Excerpted passage:
Schema evolution is handled via a normal update of the application's class models and then applying those changes to the operational database. Those schema changes can be applied to an existing database either via a utility or API. The result is a versioning of the database schema.

Existing objects in the database are lazily evolved to the latest schema version. No object is actually evolved unless it is made dirty (marked for update) and committed back to the database. In general this means an application with the new schema will not cause evolution, expect for new and updated objects.

There are utilities that can “crawl” a database slowly evolving all instanced to the latest version by grabbing sets of them, marking them dirty, committing. This is sometimes desired for embedded or real-time systems where performance and space needs to be optimized.

In most cases, older clients get patch updates with the new schema in conjunction with updates to the server. The clients schema version is in sync with the database server. Versant’s loose schema mapping facility can also be used. This is enabled by a flag in the client so that it does not complain about a mismatch in schema version and instead filters the incoming objects to match the old schema. Using this facility requires some forethought to avoid any unintended side effects.

The process goes as follows:

  1. class definitions are updated, i.e. add new subclasses, add attributes, rename attributes, remove attributes, etc. and recompile. When the application connects to a Versant database, a schema version mismatch will be detected and you would normally get an error unless you take some action to avoid the mismatch.
  2. The schema mismatch can be avoided using a number of techniques.
  3. a utility can be used to describe the new schema to the database. The utility will show a list of incompatibilities and ask how you want them to be resolved. Your action will depend on whether you are in development, QA, production, etc. Regardless, actions like dropping the existing class, evolving the schema version and keeping all existing objects, rename and retype, etc., are also possible.
  4. the evolution process can be automated via connection options. This is normally used in development mode and allows the schema to automatically evolve any mismatches on connect and continue preserving the existing objects.
  5. specific API’s can be used to dynamically evolve the database schema. This is an advanced topic, involving what's called Versant runtime classes. Basically, you can create completely dynamic schema structure for the database so that new classes and attributes can be created on the fly.
  6. If clients with the older schema continue to operate on the database, loose_schema_mapping in the application profile file should be set to true.
  7. Optionally, a utility can be started to crawl the database and force version migration of all existing instances.
  8. The general guidelines for schema evolution are that any schema changes can be made and existing instances preserved, without having to write custom evolution code, with the exception of two things:

    1. Changes to the middle of an inheritance hierarchy. Inserting a new class into the middle of a hierarchy is impossible without losing your existing objects, unless custom code is written to do this operation in a series of steps.
    2. Incompatible type changes like Array to a String.

    All other forms of evolution like renaming attributes, deleting leaf classes, adding leaf classes, adding new classes, adding or removing attributes, etc. can be done online and without custom code. If actions like setting non standard default values for newly added attributes are necessary, this can be done in callback functions within the objects. There are a set of standard object lifecycle callbacks that get invoked in activities like cache load. Those callbacks can be used to check for default values and take action if necessary.

(Source data)
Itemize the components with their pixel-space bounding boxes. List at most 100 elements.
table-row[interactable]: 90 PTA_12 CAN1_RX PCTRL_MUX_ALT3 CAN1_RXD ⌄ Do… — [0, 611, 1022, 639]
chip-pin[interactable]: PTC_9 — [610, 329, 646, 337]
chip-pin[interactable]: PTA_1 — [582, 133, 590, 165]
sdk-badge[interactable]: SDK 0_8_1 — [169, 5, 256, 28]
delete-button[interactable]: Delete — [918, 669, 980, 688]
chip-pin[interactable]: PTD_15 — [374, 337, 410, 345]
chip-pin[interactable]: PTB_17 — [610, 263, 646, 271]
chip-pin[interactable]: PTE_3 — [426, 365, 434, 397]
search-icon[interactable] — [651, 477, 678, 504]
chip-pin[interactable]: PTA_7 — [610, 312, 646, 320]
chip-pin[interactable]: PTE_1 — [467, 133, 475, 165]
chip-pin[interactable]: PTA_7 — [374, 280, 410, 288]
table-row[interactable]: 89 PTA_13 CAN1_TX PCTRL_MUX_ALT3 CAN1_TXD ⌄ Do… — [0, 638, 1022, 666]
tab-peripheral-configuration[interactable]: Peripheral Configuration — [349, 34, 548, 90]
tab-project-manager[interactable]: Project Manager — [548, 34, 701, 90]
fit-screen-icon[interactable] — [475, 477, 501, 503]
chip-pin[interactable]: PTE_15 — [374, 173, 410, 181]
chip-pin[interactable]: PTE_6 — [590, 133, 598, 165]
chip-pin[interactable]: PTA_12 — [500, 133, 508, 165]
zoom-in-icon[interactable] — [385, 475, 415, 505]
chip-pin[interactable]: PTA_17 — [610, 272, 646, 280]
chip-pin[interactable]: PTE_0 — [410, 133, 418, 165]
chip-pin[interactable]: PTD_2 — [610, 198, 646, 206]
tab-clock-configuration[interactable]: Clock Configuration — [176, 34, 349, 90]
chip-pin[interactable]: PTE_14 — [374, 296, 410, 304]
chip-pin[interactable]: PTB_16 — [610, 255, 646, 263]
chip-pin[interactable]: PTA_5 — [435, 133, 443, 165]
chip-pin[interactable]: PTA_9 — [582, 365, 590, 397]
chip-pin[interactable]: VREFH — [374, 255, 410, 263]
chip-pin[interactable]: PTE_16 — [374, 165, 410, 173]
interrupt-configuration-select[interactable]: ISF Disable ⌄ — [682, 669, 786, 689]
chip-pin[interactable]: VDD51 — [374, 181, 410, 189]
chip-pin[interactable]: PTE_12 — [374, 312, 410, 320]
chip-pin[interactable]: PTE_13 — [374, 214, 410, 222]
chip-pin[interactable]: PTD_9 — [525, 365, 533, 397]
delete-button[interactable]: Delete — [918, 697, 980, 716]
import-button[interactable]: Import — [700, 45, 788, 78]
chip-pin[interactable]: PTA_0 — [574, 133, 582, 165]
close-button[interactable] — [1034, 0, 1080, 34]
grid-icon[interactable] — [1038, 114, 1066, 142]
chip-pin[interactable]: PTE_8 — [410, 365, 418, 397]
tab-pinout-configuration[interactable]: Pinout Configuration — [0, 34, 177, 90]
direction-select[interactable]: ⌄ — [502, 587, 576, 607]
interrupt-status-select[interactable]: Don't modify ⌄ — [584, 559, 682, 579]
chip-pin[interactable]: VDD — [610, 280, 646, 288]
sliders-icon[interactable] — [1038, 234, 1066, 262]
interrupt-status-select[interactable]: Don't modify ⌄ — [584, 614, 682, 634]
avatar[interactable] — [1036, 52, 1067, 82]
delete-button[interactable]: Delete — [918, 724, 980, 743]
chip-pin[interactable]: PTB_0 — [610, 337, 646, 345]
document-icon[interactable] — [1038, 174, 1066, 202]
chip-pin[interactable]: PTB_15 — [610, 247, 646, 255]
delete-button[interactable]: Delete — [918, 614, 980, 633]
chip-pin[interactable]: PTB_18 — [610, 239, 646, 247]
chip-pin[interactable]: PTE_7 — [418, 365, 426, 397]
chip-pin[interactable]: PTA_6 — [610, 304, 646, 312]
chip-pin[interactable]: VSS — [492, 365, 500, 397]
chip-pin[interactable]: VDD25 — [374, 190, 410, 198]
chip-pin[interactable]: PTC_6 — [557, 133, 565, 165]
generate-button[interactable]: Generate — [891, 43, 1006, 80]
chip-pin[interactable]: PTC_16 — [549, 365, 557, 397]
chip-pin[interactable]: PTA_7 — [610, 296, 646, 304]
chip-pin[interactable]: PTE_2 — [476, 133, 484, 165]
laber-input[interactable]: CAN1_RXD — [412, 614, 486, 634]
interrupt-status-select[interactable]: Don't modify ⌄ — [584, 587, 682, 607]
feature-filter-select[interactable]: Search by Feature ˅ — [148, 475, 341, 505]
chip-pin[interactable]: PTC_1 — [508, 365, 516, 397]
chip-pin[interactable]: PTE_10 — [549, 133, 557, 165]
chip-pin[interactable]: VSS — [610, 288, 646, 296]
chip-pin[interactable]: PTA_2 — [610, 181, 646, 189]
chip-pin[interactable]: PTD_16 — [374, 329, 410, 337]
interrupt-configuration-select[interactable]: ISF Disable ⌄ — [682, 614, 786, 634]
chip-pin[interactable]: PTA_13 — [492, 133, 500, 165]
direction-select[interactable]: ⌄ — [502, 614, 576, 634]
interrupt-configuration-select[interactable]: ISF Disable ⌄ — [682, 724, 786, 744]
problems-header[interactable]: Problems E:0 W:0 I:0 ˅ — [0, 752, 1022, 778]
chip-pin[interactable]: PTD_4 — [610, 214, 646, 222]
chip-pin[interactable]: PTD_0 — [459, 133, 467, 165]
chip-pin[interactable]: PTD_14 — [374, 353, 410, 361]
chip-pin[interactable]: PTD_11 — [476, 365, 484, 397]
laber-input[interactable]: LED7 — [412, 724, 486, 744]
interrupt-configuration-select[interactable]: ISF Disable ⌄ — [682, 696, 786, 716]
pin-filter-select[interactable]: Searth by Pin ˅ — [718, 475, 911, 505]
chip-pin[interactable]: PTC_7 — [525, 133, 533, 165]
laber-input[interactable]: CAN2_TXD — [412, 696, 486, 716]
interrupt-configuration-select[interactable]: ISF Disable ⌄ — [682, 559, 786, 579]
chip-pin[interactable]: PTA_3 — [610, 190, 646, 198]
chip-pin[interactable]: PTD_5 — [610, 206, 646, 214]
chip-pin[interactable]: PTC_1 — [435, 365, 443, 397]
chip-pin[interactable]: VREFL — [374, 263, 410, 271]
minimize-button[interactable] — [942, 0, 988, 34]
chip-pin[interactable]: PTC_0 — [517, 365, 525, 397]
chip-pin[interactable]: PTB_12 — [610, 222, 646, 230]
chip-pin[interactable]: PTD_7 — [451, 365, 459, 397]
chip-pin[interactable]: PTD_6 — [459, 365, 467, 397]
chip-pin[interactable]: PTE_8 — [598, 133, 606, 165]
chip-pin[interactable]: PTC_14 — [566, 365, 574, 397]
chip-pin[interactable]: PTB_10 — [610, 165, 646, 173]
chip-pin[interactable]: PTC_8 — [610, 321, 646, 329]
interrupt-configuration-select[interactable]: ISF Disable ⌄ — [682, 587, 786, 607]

What to work on: Repeat the Versant schema evolution passage from "1. Changes to" to "action if necessary.", swapping "custom code" for "hand-written code".

Completed task:
1. Changes to the middle of an inheritance hierarchy. Inserting a new class into the middle of a hierarchy is impossible without losing your existing objects, unless hand-written code is written to do this operation in a series of steps.
    2. Incompatible type changes like Array to a String.

    All other forms of evolution like renaming attributes, deleting leaf classes, adding leaf classes, adding new classes, adding or removing attributes, etc. can be done online and without hand-written code. If actions like setting non standard default values for newly added attributes are necessary, this can be done in callback functions within the objects. There are a set of standard object lifecycle callbacks that get invoked in activities like cache load. Those callbacks can be used to check for default values and take action if necessary.